--- Start ---
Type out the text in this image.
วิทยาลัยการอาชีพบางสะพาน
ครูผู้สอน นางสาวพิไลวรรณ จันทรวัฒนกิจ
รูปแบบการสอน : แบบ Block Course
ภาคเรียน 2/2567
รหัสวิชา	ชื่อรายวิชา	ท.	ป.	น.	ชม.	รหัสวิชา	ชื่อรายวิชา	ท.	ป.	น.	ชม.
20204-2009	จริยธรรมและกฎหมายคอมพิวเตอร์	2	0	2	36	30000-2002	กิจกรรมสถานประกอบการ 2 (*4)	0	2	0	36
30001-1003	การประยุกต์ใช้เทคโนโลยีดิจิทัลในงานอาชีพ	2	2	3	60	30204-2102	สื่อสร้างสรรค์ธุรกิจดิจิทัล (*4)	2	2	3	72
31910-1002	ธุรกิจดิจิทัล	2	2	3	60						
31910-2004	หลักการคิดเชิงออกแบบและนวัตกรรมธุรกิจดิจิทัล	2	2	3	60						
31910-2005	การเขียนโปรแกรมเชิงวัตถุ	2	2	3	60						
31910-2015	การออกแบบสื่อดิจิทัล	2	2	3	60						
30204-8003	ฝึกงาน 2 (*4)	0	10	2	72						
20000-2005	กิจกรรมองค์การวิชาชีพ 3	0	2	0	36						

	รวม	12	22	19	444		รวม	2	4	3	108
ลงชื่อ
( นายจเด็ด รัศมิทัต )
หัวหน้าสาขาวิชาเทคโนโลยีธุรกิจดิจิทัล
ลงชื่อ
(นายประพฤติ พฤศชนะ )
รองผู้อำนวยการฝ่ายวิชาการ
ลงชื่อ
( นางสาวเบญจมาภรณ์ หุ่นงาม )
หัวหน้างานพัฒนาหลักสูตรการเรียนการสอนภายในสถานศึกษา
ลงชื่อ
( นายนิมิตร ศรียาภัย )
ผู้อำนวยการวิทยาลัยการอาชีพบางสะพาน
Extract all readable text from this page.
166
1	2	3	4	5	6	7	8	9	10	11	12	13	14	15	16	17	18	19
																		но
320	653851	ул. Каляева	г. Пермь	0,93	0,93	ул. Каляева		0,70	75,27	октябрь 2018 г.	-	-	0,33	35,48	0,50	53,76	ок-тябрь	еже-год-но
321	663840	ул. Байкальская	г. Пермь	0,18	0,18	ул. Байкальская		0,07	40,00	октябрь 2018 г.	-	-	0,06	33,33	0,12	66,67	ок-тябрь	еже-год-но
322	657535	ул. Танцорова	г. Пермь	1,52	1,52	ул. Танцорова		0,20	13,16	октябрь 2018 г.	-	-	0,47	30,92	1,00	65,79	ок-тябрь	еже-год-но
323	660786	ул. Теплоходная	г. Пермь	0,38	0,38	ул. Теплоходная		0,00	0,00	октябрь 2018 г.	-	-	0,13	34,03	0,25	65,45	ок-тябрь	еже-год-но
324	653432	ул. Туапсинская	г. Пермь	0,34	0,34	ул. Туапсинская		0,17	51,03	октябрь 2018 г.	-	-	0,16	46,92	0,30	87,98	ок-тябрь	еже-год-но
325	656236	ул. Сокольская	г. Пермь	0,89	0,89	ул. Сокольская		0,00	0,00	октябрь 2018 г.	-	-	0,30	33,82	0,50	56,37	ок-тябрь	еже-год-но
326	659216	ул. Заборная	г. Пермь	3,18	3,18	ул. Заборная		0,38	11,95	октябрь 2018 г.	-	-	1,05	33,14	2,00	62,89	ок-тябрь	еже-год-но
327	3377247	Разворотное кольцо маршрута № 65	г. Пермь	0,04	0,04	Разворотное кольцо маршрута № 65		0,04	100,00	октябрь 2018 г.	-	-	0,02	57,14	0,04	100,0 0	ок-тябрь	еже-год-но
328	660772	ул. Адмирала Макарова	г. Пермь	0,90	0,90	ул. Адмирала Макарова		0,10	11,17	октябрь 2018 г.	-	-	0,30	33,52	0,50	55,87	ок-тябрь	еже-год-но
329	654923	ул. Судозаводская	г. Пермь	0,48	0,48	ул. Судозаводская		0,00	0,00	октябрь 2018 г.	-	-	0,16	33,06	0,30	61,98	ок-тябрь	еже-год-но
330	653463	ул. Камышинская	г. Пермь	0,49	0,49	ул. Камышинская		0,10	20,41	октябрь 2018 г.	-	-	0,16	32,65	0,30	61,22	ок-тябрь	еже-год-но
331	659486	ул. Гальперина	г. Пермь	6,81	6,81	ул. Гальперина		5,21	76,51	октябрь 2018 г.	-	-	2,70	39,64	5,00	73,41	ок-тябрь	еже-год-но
--- End ---
■ **STATED TASK**: For each line above that contains the word "ยการอาช", copy that line.

■ **PROBLEM SOLUTION**:
วิทยาลัยการอาชีพบางสะพาน
ผู้อำนวยการวิทยาลัยการอาชีพบางสะพาน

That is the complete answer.